- _The problem_: Transcribe every entry word for word, but skip the images.

Dataset entries
········

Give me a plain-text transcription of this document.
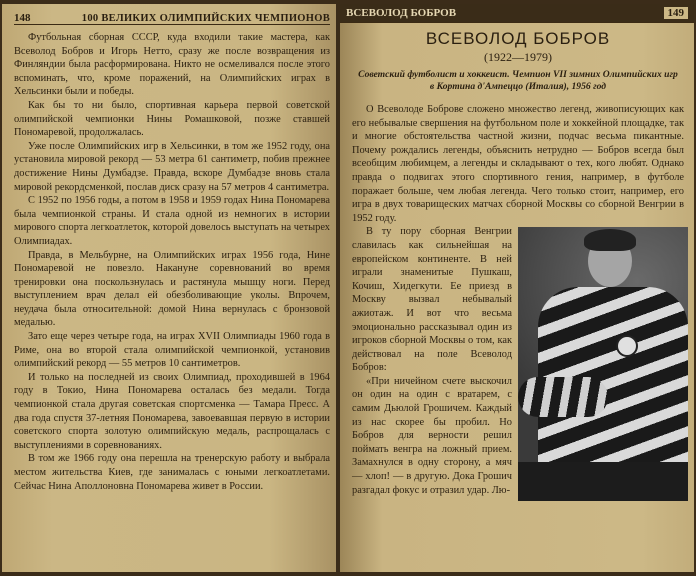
148	100 ВЕЛИКИХ ОЛИМПИЙСКИХ ЧЕМПИОНОВ

Футбольная сборная СССР, куда входили такие мастера, как Всеволод Бобров и Игорь Нетто, сразу же после возвращения из Финляндии была расформирована. Никто не осмеливался после этого вспоминать, что, кроме поражений, на Олимпийских играх в Хельсинки были и победы.

Как бы то ни было, спортивная карьера первой советской олимпийской чемпионки Нины Ромашковой, позже ставшей Пономаревой, продолжалась.

Уже после Олимпийских игр в Хельсинки, в том же 1952 году, она установила мировой рекорд — 53 метра 61 сантиметр, побив прежнее достижение Нины Думбадзе. Правда, вскоре Думбадзе вновь стала мировой рекордсменкой, послав диск сразу на 57 метров 4 сантиметра.

С 1952 по 1956 годы, а потом в 1958 и 1959 годах Нина Пономарева была чемпионкой страны. И стала одной из немногих в истории мирового спорта легкоатлеток, которой довелось выступать на четырех Олимпиадах.

Правда, в Мельбурне, на Олимпийских играх 1956 года, Нине Пономаревой не повезло. Накануне соревнований во время тренировки она поскользнулась и растянула мышцу ноги. Перед выступлением врач делал ей обезболивающие уколы. Впрочем, неудача была относительной: домой Нина вернулась с бронзовой медалью.

Зато еще через четыре года, на играх XVII Олимпиады 1960 года в Риме, она во второй стала олимпийской чемпионкой, установив олимпийский рекорд — 55 метров 10 сантиметров.

И только на последней из своих Олимпиад, проходившей в 1964 году в Токио, Нина Пономарева осталась без медали. Тогда чемпионкой стала другая советская спортсменка — Тамара Пресс. А два года спустя 37-летняя Пономарева, завоевавшая первую в истории советского спорта золотую олимпийскую медаль, распрощалась с выступлениями в соревнованиях.

В том же 1966 году она перешла на тренерскую работу и выбрала местом жительства Киев, где занималась с юными легкоатлетами. Сейчас Нина Аполлоновна Пономарева живет в России.

ВСЕВОЛОД БОБРОВ	149
ВСЕВОЛОД БОБРОВ
(1922—1979)
Советский футболист и хоккеист. Чемпион VII зимних Олимпийских игр в Кортина д'Ампеццо (Италия), 1956 год

О Всеволоде Боброве сложено множество легенд, живописующих как его небывалые свершения на футбольном поле и хоккейной площадке, так и многие обстоятельства частной жизни, подчас весьма пикантные. Почему рождались легенды, объяснить нетрудно — Бобров всегда был всеобщим любимцем, а легенды и складывают о тех, кого любят. Однако правда о подвигах этого спортивного гения, например, в футболе поражает больше, чем любая легенда. Чего только стоит, например, его игра в двух товарищеских матчах сборной Москвы со сборной Венгрии в 1952 году.

В ту пору сборная Венгрии славилась как сильнейшая на европейском континенте. В ней играли знаменитые Пушкаш, Кочиш, Хидегкути. Ее приезд в Москву вызвал небывалый ажиотаж. И вот что весьма эмоционально рассказывал один из игроков сборной Москвы о том, как действовал на поле Всеволод Бобров:

«При ничейном счете выскочил он один на один с вратарем, с самим Дьюлой Грошичем. Каждый из нас скорее бы пробил. Но Бобров для верности решил поймать венгра на ложный прием. Замахнулся в одну сторону, а мяч — хлоп! — в другую. Дока Грошич разгадал фокус и отразил удар. Лю-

········

- _Answer for the task_:
Give me a plain-text transcription of this document.
148	100 ВЕЛИКИХ ОЛИМПИЙСКИХ ЧЕМПИОНОВ

Футбольная сборная СССР, куда входили такие мастера, как Всеволод Бобров и Игорь Нетто, сразу же после возвращения из Финляндии была расформирована. Никто не осмеливался после этого вспоминать, что, кроме поражений, на Олимпийских играх в Хельсинки были и победы.

Как бы то ни было, спортивная карьера первой советской олимпийской чемпионки Нины Ромашковой, позже ставшей Пономаревой, продолжалась.

Уже после Олимпийских игр в Хельсинки, в том же 1952 году, она установила мировой рекорд — 53 метра 61 сантиметр, побив прежнее достижение Нины Думбадзе. Правда, вскоре Думбадзе вновь стала мировой рекордсменкой, послав диск сразу на 57 метров 4 сантиметра.

С 1952 по 1956 годы, а потом в 1958 и 1959 годах Нина Пономарева была чемпионкой страны. И стала одной из немногих в истории мирового спорта легкоатлеток, которой довелось выступать на четырех Олимпиадах.

Правда, в Мельбурне, на Олимпийских играх 1956 года, Нине Пономаревой не повезло. Накануне соревнований во время тренировки она поскользнулась и растянула мышцу ноги. Перед выступлением врач делал ей обезболивающие уколы. Впрочем, неудача была относительной: домой Нина вернулась с бронзовой медалью.

Зато еще через четыре года, на играх XVII Олимпиады 1960 года в Риме, она во второй стала олимпийской чемпионкой, установив олимпийский рекорд — 55 метров 10 сантиметров.

И только на последней из своих Олимпиад, проходившей в 1964 году в Токио, Нина Пономарева осталась без медали. Тогда чемпионкой стала другая советская спортсменка — Тамара Пресс. А два года спустя 37-летняя Пономарева, завоевавшая первую в истории советского спорта золотую олимпийскую медаль, распрощалась с выступлениями в соревнованиях.

В том же 1966 году она перешла на тренерскую работу и выбрала местом жительства Киев, где занималась с юными легкоатлетами. Сейчас Нина Аполлоновна Пономарева живет в России.

ВСЕВОЛОД БОБРОВ	149
ВСЕВОЛОД БОБРОВ
(1922—1979)
Советский футболист и хоккеист. Чемпион VII зимних Олимпийских игр в Кортина д'Ампеццо (Италия), 1956 год

О Всеволоде Боброве сложено множество легенд, живописующих как его небывалые свершения на футбольном поле и хоккейной площадке, так и многие обстоятельства частной жизни, подчас весьма пикантные. Почему рождались легенды, объяснить нетрудно — Бобров всегда был всеобщим любимцем, а легенды и складывают о тех, кого любят. Однако правда о подвигах этого спортивного гения, например, в футболе поражает больше, чем любая легенда. Чего только стоит, например, его игра в двух товарищеских матчах сборной Москвы со сборной Венгрии в 1952 году.

В ту пору сборная Венгрии славилась как сильнейшая на европейском континенте. В ней играли знаменитые Пушкаш, Кочиш, Хидегкути. Ее приезд в Москву вызвал небывалый ажиотаж. И вот что весьма эмоционально рассказывал один из игроков сборной Москвы о том, как действовал на поле Всеволод Бобров:

«При ничейном счете выскочил он один на один с вратарем, с самим Дьюлой Грошичем. Каждый из нас скорее бы пробил. Но Бобров для верности решил поймать венгра на ложный прием. Замахнулся в одну сторону, а мяч — хлоп! — в другую. Дока Грошич разгадал фокус и отразил удар. Лю-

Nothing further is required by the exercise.